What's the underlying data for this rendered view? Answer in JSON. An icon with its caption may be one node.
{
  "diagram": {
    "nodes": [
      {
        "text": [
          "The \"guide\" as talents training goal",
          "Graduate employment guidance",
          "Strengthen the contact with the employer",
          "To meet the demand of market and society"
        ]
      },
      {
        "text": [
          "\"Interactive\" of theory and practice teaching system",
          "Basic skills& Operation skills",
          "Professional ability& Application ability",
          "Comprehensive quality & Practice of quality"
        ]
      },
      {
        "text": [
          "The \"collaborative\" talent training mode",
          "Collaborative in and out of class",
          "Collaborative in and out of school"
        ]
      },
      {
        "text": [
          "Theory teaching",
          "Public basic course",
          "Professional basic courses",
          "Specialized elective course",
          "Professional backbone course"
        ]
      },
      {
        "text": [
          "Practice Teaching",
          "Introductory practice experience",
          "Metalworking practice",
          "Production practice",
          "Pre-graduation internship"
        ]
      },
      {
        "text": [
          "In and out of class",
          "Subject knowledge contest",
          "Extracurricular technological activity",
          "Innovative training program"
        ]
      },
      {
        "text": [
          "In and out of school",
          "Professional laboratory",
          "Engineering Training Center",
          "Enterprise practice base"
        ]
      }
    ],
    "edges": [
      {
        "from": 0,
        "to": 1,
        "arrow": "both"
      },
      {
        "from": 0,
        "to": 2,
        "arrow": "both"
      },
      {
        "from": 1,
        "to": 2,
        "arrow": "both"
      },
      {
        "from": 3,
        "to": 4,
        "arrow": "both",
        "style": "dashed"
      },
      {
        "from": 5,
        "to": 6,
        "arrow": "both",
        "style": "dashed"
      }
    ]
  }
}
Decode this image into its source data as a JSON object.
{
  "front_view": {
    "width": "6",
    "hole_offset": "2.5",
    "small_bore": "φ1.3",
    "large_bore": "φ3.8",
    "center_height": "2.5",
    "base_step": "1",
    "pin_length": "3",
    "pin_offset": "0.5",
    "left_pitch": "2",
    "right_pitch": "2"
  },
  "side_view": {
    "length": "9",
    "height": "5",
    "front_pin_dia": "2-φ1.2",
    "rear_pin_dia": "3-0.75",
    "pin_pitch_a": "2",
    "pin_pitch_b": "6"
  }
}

________

● **Exercise**:
Identify each line in the entries with the word "JSON" and copy it.

● **Solution**:
What's the underlying data for this rendered view? Answer in JSON. An icon with its caption may be one node.
Decode this image into its source data as a JSON object.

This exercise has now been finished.